Maybe we should use the opportunity and not just rename LocationScale and remove the check for the scale but actually change the design and allow general array-like variates, i.e., make it a subtype of Distribution{ArrayLikeVariate{N},<:ValueSupport} and allow arrays as location and scale.
I wonder if it would be useful to split AffineDistribution into a ShiftedDistribution and a ScaledDistribution

ParadaCarleton · 2021-11-28T21:06:43Z

I agree on the array-like variates bit and actually started work on that yesterday.

I agree we should encourage and use *, +, /, and - over affine, but I think it makes sense to include affine for ease of implementation. This way anyone overloading affine only has to add 1 method instead of 4.

I'm not sure what benefits a split would give, and it might make type-checking and conversions more of a chore since Scaled{Shifted} would be different from Shifted{Scaled}. In particular we'd have to add more methods to collapse Affine down when performing repeated affine transformations.

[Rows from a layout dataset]
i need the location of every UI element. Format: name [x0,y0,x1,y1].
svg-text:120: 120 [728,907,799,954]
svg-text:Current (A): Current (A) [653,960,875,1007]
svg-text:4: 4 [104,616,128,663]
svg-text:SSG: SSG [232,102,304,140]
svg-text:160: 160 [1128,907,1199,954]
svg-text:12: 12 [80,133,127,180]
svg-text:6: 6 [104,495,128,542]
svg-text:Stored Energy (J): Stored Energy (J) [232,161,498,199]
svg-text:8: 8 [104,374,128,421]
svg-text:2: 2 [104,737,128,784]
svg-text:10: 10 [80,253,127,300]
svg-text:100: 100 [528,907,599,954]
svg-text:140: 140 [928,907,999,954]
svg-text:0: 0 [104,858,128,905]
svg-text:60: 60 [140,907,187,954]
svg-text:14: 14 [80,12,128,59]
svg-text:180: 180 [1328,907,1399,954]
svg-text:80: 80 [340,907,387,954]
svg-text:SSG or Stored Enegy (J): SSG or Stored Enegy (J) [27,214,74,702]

§ **WHAT THIS EXERCISE ASKS**:
• A. From the thread on renaming LocationScale, copy the passage starting at "I agree we should" and ending at "repeated affine transformations.".
• B. Carry on the thread about renaming LocationScale and affine distributions from the point where it stops.

§ **THE RESPONSES**:
• A.
I agree we should encourage and use *, +, /, and - over affine, but I think it makes sense to include affine for ease of implementation. This way anyone overloading affine only has to add 1 method instead of 4.

I'm not sure what benefits a split would give, and it might make type-checking and conversions more of a chore since Scaled{Shifted} would be different from Shifted{Scaled}. In particular we'd have to add more methods to collapse Affine down when performing repeated affine transformations.

• B.
devmotion · 2021-11-28T21:16:39Z

I agree we should encourage and use *, +, /, and - over affine, but I think it makes sense to include affine for ease of implementation. This way anyone overloading affine only has to add 1 method instead of 4.

There are default fallbacks for / and -, so generally one just has to define x + distribution and x * distribution. I think this is simple enough for developers and not more difficult than defining affine. Additionally, having both affine and +, ... seems confusing - if possible, we should not provide multiple ways but one recommended one for constructing affine transformations.

ParadaCarleton · 2021-11-29T02:40:46Z

Unrelated to the previous comments, we might want some field name other than scale, which seems to be a bit too easy to confuse with the scale function. Greek letters work in the worst-case scenario but are annoying to type in the REPL.

ParadaCarleton · 2021-12-01T01:27:04Z

@devmotion it turns out that this is already implemented in MeasureTheory.jl, and quite nicely too. Chad offered to move it to MeasuresBase, since you mentioned you'd be interested in adding MeasuresBase as a dependency. Should we maybe just add MeasuresBase as a dependency and reexport this feature?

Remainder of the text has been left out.